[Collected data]
-*-
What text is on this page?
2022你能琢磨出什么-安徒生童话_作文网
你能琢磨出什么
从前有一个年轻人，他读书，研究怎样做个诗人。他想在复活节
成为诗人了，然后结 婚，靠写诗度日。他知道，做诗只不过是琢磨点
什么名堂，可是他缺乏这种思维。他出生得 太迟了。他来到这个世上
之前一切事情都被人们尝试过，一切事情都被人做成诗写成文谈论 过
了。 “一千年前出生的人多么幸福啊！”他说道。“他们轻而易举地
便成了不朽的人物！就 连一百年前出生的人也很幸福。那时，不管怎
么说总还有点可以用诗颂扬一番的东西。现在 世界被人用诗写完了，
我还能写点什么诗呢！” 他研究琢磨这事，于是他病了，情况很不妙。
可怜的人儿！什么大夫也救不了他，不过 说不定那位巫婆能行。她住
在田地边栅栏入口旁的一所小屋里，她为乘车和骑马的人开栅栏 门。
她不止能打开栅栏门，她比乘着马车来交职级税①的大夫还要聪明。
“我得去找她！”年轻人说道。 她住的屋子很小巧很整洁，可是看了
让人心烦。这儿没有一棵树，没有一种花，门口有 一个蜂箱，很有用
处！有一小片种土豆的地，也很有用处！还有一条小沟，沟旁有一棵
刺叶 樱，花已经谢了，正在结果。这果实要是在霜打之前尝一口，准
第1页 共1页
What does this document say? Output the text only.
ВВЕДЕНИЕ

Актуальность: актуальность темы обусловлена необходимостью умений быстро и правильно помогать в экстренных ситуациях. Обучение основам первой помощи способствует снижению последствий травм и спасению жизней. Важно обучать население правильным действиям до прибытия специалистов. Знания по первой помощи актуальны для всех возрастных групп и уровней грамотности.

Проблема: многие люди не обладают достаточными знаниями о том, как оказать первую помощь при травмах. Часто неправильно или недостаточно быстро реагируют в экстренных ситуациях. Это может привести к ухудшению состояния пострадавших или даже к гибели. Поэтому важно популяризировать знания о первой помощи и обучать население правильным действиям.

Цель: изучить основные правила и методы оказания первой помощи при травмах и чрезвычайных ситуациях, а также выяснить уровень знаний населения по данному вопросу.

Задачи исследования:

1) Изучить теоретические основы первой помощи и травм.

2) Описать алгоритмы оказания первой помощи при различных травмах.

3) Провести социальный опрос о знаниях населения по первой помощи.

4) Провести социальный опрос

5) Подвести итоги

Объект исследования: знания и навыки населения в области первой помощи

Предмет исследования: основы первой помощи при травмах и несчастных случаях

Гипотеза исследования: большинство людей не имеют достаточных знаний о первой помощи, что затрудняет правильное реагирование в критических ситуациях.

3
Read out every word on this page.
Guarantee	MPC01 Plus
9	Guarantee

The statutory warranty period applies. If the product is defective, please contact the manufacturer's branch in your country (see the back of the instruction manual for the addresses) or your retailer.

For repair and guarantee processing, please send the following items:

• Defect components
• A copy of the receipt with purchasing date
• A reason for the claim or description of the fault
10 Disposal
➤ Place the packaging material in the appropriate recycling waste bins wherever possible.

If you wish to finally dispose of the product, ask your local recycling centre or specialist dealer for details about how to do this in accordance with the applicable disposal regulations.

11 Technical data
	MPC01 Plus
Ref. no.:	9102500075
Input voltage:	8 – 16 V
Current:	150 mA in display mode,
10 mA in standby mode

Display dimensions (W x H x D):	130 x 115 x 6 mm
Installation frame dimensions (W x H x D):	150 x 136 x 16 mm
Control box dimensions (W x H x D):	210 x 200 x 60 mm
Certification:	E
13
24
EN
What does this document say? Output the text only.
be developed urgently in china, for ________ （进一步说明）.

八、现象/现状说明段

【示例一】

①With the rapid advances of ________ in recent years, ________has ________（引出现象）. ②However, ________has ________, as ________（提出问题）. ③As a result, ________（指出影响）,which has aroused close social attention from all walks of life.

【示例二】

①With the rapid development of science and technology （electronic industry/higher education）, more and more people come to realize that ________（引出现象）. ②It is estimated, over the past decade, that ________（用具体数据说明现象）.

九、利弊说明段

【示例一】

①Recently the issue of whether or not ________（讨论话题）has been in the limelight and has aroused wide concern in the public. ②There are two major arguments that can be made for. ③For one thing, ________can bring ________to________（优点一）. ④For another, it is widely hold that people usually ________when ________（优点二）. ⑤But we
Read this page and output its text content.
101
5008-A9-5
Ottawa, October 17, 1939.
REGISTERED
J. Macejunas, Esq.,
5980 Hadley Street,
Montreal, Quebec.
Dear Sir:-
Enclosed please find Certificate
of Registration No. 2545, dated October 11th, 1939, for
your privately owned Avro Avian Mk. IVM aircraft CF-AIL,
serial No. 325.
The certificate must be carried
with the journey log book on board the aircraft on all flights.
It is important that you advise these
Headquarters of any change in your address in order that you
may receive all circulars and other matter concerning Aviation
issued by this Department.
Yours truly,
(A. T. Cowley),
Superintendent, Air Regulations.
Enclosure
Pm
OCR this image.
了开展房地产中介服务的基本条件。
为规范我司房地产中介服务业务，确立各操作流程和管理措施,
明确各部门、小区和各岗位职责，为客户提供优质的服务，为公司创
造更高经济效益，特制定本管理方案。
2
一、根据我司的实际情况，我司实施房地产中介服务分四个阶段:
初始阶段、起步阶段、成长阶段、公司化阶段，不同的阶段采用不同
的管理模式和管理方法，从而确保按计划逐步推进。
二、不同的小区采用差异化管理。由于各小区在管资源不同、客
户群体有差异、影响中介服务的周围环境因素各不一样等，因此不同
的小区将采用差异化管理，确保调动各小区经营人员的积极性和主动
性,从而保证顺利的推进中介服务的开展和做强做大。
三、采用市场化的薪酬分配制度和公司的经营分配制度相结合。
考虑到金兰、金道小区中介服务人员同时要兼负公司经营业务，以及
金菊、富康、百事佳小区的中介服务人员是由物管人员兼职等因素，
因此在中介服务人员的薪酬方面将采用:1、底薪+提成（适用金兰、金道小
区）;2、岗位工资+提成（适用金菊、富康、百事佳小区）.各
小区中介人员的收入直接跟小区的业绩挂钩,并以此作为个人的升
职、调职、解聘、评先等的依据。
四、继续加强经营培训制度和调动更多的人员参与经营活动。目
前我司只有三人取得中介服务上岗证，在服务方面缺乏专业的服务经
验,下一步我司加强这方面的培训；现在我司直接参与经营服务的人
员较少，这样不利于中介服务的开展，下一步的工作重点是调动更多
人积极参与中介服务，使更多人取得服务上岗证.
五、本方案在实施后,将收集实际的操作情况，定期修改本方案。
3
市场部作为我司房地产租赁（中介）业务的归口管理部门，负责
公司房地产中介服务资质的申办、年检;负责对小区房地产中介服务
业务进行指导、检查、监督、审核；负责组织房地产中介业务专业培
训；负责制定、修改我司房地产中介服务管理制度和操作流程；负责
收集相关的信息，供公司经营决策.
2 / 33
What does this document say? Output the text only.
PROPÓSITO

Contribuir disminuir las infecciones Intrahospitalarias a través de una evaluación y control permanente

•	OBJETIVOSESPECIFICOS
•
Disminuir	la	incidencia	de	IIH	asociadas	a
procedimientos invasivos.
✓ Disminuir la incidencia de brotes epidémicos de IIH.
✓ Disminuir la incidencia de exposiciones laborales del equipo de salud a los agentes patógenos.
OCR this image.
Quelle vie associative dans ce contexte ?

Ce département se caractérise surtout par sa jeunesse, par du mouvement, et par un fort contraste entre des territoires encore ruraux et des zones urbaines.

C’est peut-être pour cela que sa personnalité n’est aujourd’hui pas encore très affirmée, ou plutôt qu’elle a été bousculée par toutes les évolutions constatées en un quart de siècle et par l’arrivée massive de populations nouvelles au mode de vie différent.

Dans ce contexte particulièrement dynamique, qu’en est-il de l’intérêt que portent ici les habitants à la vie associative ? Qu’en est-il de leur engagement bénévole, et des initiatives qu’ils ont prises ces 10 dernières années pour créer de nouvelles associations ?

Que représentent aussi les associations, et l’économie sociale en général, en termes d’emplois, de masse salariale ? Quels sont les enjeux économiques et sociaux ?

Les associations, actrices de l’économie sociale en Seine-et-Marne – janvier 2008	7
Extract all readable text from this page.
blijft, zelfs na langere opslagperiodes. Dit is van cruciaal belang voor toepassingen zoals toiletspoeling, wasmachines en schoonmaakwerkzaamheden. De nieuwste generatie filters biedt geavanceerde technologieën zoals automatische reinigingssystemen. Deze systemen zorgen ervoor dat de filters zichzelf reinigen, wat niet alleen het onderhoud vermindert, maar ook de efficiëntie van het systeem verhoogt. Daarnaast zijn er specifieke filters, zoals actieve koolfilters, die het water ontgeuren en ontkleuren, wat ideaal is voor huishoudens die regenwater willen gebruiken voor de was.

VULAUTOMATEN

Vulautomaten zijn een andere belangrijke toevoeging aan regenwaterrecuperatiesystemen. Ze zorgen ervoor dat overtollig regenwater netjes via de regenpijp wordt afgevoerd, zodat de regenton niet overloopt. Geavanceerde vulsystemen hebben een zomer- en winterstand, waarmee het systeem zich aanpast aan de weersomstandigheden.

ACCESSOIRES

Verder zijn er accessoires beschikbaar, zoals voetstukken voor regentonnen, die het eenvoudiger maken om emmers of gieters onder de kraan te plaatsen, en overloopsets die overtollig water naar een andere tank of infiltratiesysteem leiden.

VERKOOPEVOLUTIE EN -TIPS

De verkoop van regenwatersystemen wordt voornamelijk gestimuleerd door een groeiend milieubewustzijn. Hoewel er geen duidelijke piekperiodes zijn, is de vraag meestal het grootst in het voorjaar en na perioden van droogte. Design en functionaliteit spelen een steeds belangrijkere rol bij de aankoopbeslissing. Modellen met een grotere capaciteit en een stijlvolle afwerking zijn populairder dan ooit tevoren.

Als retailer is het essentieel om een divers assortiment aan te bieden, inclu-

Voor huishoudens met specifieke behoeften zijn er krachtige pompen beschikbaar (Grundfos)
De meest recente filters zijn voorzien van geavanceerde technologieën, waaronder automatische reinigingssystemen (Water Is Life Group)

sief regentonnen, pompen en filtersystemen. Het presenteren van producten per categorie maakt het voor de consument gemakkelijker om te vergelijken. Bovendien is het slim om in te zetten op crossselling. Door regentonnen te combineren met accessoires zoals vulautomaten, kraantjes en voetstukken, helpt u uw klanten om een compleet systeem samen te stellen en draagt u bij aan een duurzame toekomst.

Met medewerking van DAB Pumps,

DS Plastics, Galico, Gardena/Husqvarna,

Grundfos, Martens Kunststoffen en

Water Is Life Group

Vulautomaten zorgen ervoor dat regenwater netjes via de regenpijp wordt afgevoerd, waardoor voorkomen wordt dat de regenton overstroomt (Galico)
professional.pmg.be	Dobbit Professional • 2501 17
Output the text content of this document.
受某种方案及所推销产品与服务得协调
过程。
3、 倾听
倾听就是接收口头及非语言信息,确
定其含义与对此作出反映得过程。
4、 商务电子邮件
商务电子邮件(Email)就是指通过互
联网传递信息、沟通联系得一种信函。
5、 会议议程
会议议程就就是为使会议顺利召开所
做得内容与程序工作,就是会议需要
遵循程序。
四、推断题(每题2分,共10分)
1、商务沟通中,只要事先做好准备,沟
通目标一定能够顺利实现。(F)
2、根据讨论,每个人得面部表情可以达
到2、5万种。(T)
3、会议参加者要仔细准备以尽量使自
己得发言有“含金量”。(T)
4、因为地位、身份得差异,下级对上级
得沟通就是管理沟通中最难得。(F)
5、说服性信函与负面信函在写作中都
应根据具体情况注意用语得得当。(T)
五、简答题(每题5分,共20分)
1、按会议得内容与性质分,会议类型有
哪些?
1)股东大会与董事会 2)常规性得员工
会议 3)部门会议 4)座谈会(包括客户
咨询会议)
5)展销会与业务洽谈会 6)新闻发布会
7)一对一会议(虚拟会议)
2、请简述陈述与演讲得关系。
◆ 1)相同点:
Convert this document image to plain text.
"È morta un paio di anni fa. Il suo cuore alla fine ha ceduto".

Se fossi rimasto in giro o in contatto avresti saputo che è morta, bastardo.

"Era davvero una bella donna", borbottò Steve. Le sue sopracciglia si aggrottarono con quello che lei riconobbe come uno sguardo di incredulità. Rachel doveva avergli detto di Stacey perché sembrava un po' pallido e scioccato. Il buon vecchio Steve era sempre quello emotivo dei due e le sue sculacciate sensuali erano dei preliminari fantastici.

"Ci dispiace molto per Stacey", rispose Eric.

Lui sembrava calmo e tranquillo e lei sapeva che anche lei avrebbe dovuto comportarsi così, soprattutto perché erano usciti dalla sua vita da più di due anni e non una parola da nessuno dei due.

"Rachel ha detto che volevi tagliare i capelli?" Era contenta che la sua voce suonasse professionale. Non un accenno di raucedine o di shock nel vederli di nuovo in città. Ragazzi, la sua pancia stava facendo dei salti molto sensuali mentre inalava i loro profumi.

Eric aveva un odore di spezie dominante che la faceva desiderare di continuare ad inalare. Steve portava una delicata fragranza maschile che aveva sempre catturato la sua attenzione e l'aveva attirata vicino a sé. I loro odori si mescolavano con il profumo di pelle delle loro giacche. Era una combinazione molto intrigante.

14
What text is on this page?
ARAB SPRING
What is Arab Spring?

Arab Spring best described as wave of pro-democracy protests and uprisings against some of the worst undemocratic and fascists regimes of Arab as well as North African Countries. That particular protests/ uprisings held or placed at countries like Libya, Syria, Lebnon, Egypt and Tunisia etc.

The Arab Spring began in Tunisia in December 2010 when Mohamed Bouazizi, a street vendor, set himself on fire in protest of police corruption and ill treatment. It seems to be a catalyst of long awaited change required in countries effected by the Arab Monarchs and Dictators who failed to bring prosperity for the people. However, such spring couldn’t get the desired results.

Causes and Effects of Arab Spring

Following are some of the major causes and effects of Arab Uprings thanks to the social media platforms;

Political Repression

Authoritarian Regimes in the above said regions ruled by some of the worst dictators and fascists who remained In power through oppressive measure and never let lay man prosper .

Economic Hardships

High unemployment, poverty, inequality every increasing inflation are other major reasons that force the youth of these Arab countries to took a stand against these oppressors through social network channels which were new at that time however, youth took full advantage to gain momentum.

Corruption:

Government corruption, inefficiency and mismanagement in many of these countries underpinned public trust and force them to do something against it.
-*-
What you will do: Gather each line of the listing that holds the string "основы".

Solution:
1) Изучить теоретические основы первой помощи и травм.
Предмет исследования: основы первой помощи при травмах и несчастных случаях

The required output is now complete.